Items from a data source:
>>>>>

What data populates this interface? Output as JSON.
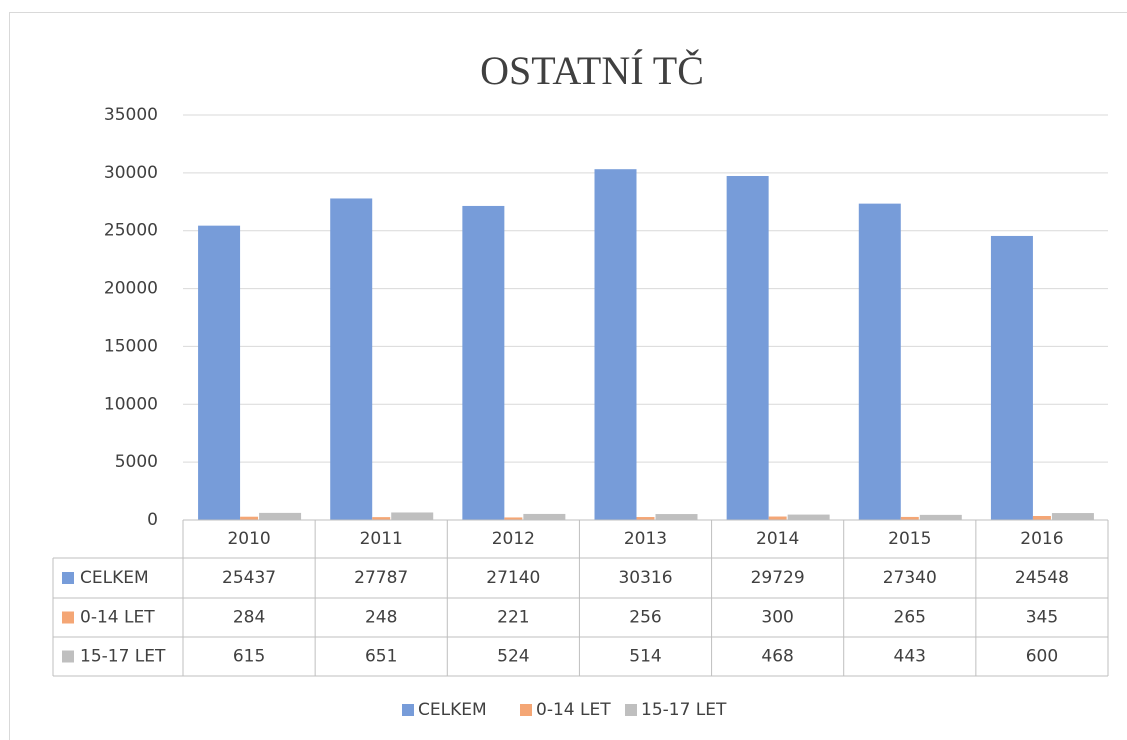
{
  "chart_data": {
    "type": "bar",
    "title": "OSTATNÍ TČ",
    "categories": [
      "2010",
      "2011",
      "2012",
      "2013",
      "2014",
      "2015",
      "2016"
    ],
    "series": [
      {
        "name": "CELKEM",
        "color": "#779cd9",
        "values": [
          25437,
          27787,
          27140,
          30316,
          29729,
          27340,
          24548
        ]
      },
      {
        "name": "0-14 LET",
        "color": "#f4a675",
        "values": [
          284,
          248,
          221,
          256,
          300,
          265,
          345
        ]
      },
      {
        "name": "15-17 LET",
        "color": "#bfbfbf",
        "values": [
          615,
          651,
          524,
          514,
          468,
          443,
          600
        ]
      }
    ],
    "ylim": [
      0,
      35000
    ],
    "yticks": [
      0,
      5000,
      10000,
      15000,
      20000,
      25000,
      30000,
      35000
    ],
    "grid": true,
    "legend": "bottom",
    "data_table": true
  }
}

<<<<<

**Do this**
Transcribe the records above exactly, leaving out every picture.

**Response**
What data populates this interface? Output as JSON.
{
  "chart_data": {
    "type": "bar",
    "title": "OSTATNÍ TČ",
    "categories": [
      "2010",
      "2011",
      "2012",
      "2013",
      "2014",
      "2015",
      "2016"
    ],
    "series": [
      {
        "name": "CELKEM",
        "color": "#779cd9",
        "values": [
          25437,
          27787,
          27140,
          30316,
          29729,
          27340,
          24548
        ]
      },
      {
        "name": "0-14 LET",
        "color": "#f4a675",
        "values": [
          284,
          248,
          221,
          256,
          300,
          265,
          345
        ]
      },
      {
        "name": "15-17 LET",
        "color": "#bfbfbf",
        "values": [
          615,
          651,
          524,
          514,
          468,
          443,
          600
        ]
      }
    ],
    "ylim": [
      0,
      35000
    ],
    "yticks": [
      0,
      5000,
      10000,
      15000,
      20000,
      25000,
      30000,
      35000
    ],
    "grid": true,
    "legend": "bottom",
    "data_table": true
  }
}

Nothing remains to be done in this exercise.